Select from the records below every line that has the word "tubes" in it.

** start of Available data **

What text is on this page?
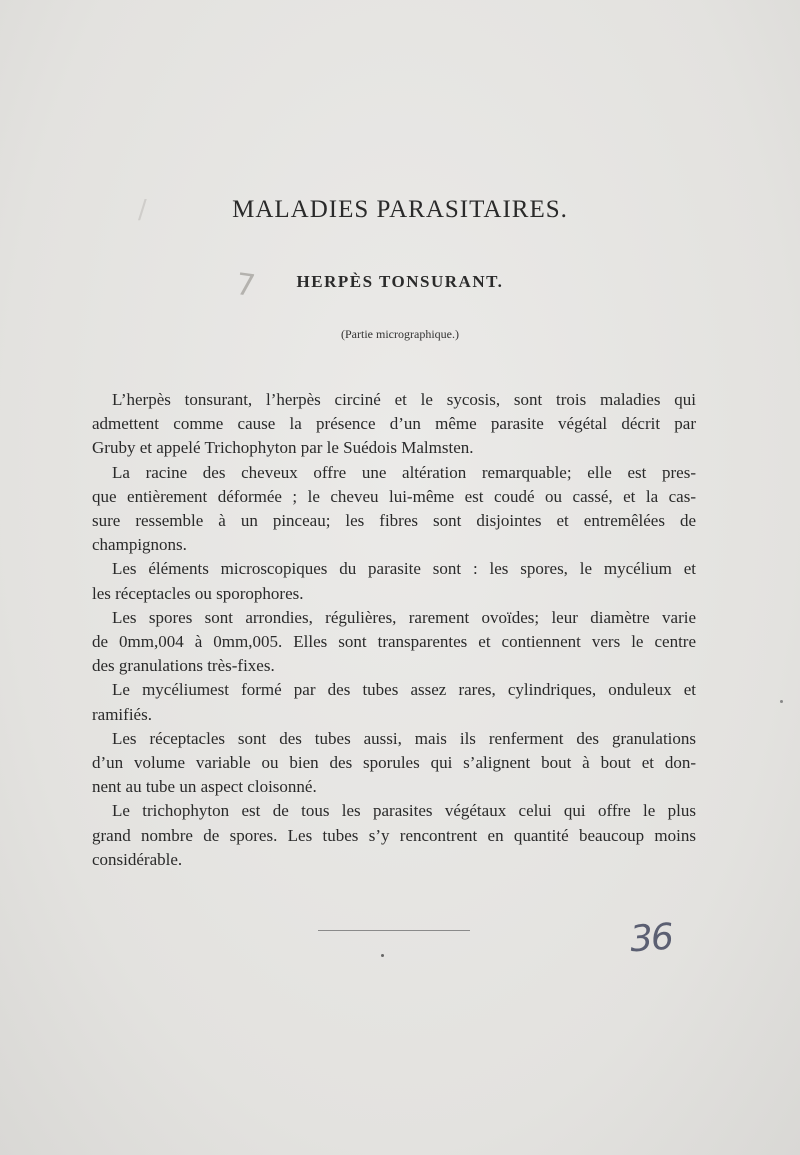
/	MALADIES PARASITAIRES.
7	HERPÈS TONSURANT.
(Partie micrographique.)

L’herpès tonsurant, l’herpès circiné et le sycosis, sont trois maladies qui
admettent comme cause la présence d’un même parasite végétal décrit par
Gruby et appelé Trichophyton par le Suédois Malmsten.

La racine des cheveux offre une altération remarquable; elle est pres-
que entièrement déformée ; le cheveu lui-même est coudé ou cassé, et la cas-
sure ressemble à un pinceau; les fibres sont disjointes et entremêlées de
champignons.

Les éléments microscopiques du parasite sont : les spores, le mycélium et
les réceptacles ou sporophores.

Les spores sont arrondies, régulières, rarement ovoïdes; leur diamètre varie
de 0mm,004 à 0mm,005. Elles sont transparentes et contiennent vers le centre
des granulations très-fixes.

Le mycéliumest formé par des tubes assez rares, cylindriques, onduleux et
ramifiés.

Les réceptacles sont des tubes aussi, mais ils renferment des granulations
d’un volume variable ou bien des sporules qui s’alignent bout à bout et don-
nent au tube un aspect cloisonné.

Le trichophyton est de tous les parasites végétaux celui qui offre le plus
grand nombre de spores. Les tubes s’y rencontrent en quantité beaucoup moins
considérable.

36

** end of Available data **
** start of Available data **

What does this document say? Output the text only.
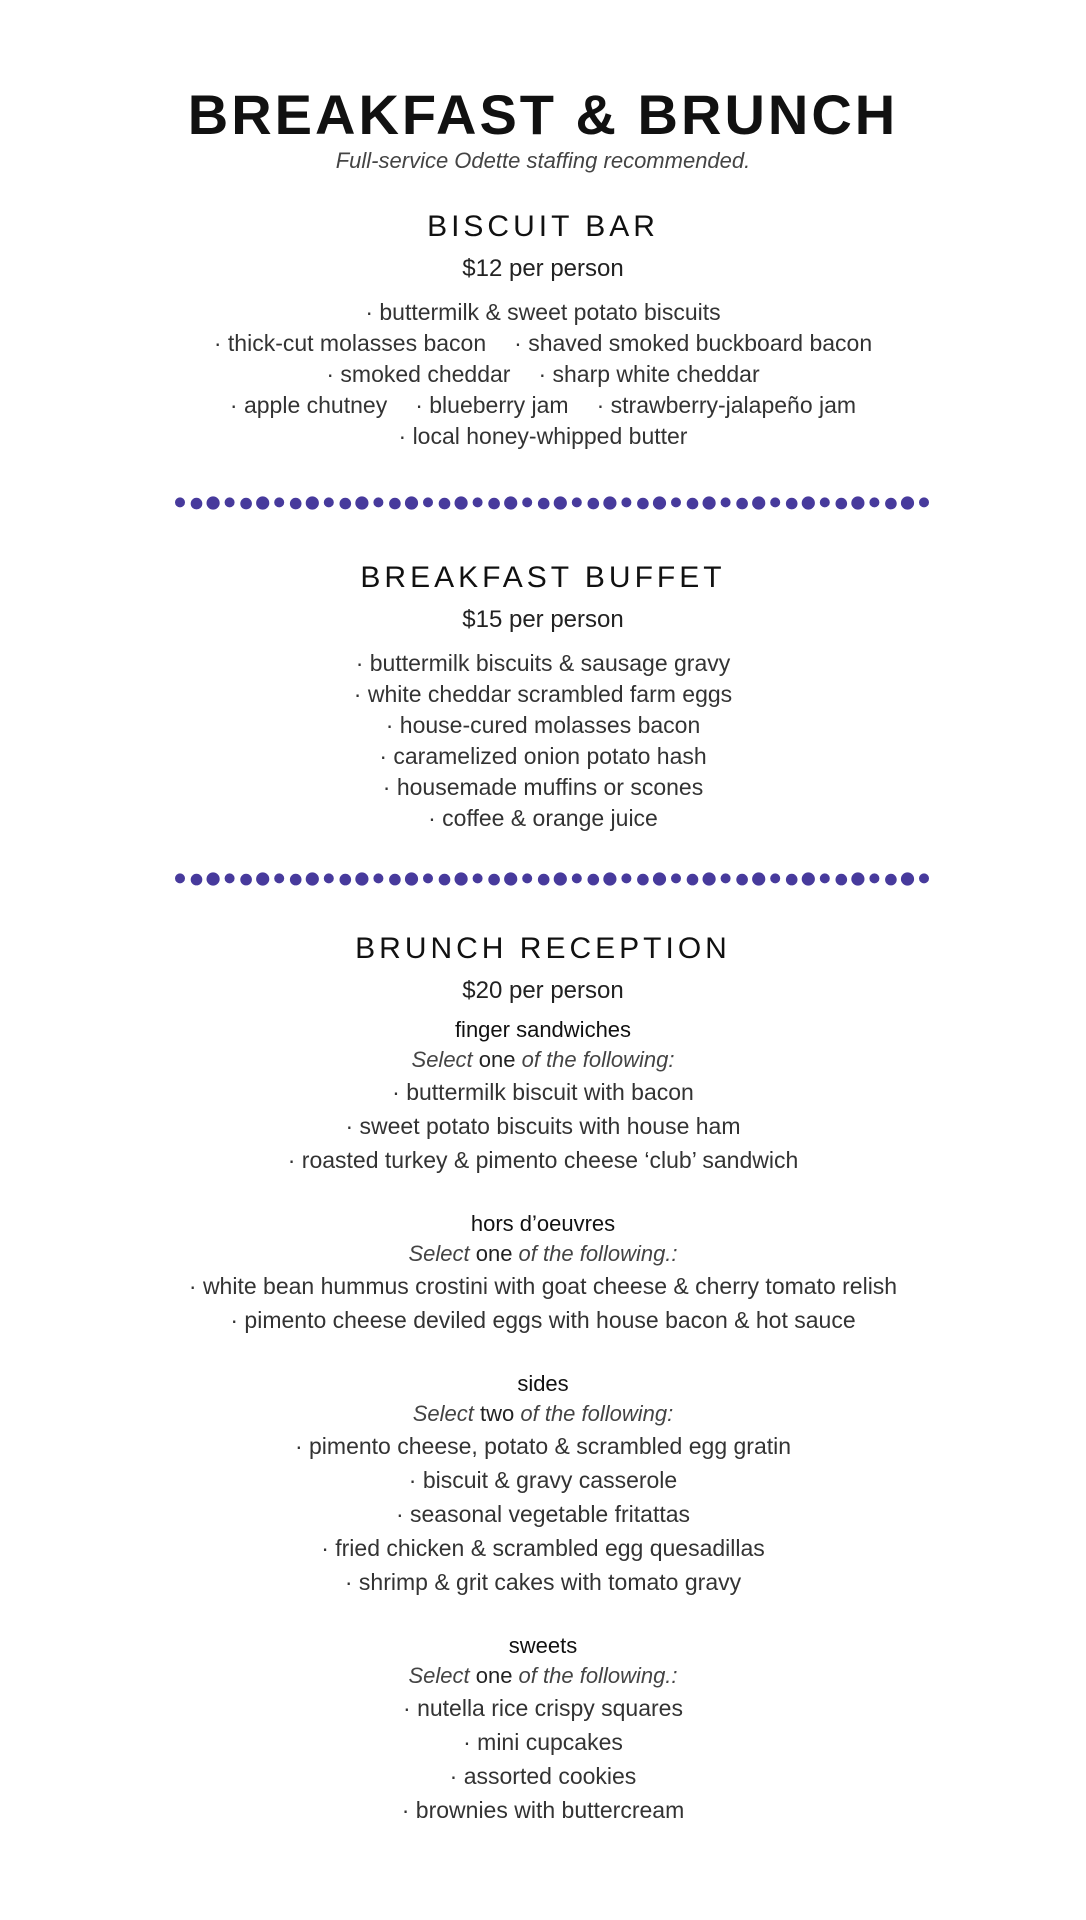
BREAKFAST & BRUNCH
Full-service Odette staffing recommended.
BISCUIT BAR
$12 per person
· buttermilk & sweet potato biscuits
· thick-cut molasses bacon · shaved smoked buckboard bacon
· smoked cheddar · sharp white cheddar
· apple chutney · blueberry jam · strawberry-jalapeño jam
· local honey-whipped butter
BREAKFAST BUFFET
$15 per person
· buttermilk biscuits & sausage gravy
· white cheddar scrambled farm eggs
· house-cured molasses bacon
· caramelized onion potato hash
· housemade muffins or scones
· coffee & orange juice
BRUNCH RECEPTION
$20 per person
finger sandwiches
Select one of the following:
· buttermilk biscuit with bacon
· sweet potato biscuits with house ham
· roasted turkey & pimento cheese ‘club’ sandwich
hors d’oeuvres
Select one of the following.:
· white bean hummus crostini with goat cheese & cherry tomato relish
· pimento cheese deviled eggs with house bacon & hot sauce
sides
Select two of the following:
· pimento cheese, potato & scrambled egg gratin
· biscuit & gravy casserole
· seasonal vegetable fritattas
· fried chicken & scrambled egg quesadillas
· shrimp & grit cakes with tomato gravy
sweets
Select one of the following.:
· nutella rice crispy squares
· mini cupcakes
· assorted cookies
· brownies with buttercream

** end of Available data **

**Correct result**
Le mycéliumest formé par des tubes assez rares, cylindriques, onduleux et
Les réceptacles sont des tubes aussi, mais ils renferment des granulations
grand nombre de spores. Les tubes s’y rencontrent en quantité beaucoup moins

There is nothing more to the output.